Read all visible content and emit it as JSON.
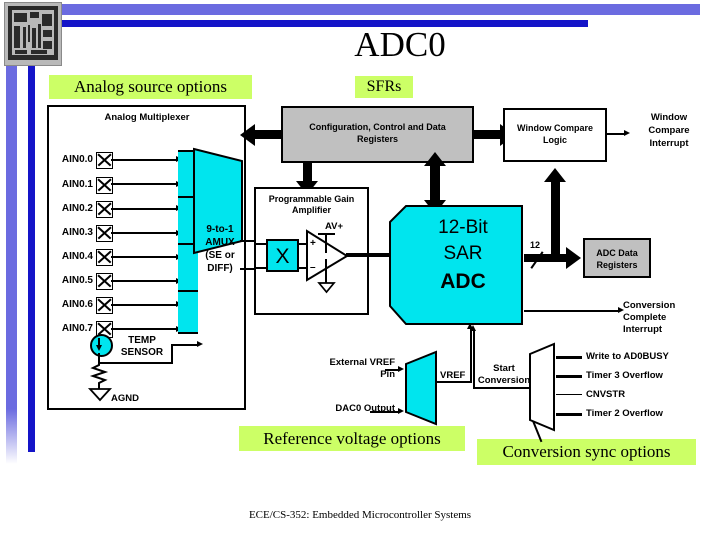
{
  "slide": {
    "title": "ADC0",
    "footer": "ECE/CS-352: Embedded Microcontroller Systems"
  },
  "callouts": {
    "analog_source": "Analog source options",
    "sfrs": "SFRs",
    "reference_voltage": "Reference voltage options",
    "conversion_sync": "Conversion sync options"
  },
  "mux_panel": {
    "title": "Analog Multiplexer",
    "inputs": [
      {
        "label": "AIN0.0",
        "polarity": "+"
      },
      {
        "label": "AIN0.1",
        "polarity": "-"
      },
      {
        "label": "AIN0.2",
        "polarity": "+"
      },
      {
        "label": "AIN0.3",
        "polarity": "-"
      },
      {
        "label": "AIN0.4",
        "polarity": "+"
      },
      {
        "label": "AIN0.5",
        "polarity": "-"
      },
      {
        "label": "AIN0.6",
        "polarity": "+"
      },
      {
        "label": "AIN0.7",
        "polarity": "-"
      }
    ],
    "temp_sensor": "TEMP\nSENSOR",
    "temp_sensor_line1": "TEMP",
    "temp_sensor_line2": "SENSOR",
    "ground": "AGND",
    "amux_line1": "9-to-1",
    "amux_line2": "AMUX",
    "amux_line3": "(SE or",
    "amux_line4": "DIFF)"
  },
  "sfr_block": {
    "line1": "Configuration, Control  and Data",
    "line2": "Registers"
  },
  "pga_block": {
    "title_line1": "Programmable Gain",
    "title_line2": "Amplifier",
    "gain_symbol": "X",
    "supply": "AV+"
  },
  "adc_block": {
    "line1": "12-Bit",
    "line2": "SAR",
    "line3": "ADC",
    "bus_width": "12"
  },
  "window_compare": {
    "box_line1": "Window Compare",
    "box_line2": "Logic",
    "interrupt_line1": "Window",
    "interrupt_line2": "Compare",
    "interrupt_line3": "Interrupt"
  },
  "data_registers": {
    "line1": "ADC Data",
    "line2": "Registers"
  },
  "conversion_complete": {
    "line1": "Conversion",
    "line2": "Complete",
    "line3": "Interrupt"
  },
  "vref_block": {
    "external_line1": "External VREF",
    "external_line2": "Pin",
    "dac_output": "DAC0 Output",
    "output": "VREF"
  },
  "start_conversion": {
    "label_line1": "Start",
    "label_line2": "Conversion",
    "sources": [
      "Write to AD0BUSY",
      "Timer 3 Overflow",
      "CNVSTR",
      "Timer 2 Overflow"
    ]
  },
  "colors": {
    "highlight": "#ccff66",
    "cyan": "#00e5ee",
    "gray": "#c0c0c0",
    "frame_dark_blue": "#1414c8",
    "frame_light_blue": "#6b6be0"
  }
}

_Exercise brief:_
Restate every record exactly, please; do not copy the pictures.

_Solved exercise:_
Read all visible content and emit it as JSON.
{
  "slide": {
    "title": "ADC0",
    "footer": "ECE/CS-352: Embedded Microcontroller Systems"
  },
  "callouts": {
    "analog_source": "Analog source options",
    "sfrs": "SFRs",
    "reference_voltage": "Reference voltage options",
    "conversion_sync": "Conversion sync options"
  },
  "mux_panel": {
    "title": "Analog Multiplexer",
    "inputs": [
      {
        "label": "AIN0.0",
        "polarity": "+"
      },
      {
        "label": "AIN0.1",
        "polarity": "-"
      },
      {
        "label": "AIN0.2",
        "polarity": "+"
      },
      {
        "label": "AIN0.3",
        "polarity": "-"
      },
      {
        "label": "AIN0.4",
        "polarity": "+"
      },
      {
        "label": "AIN0.5",
        "polarity": "-"
      },
      {
        "label": "AIN0.6",
        "polarity": "+"
      },
      {
        "label": "AIN0.7",
        "polarity": "-"
      }
    ],
    "temp_sensor": "TEMP\nSENSOR",
    "temp_sensor_line1": "TEMP",
    "temp_sensor_line2": "SENSOR",
    "ground": "AGND",
    "amux_line1": "9-to-1",
    "amux_line2": "AMUX",
    "amux_line3": "(SE or",
    "amux_line4": "DIFF)"
  },
  "sfr_block": {
    "line1": "Configuration, Control  and Data",
    "line2": "Registers"
  },
  "pga_block": {
    "title_line1": "Programmable Gain",
    "title_line2": "Amplifier",
    "gain_symbol": "X",
    "supply": "AV+"
  },
  "adc_block": {
    "line1": "12-Bit",
    "line2": "SAR",
    "line3": "ADC",
    "bus_width": "12"
  },
  "window_compare": {
    "box_line1": "Window Compare",
    "box_line2": "Logic",
    "interrupt_line1": "Window",
    "interrupt_line2": "Compare",
    "interrupt_line3": "Interrupt"
  },
  "data_registers": {
    "line1": "ADC Data",
    "line2": "Registers"
  },
  "conversion_complete": {
    "line1": "Conversion",
    "line2": "Complete",
    "line3": "Interrupt"
  },
  "vref_block": {
    "external_line1": "External VREF",
    "external_line2": "Pin",
    "dac_output": "DAC0 Output",
    "output": "VREF"
  },
  "start_conversion": {
    "label_line1": "Start",
    "label_line2": "Conversion",
    "sources": [
      "Write to AD0BUSY",
      "Timer 3 Overflow",
      "CNVSTR",
      "Timer 2 Overflow"
    ]
  },
  "colors": {
    "highlight": "#ccff66",
    "cyan": "#00e5ee",
    "gray": "#c0c0c0",
    "frame_dark_blue": "#1414c8",
    "frame_light_blue": "#6b6be0"
  }
}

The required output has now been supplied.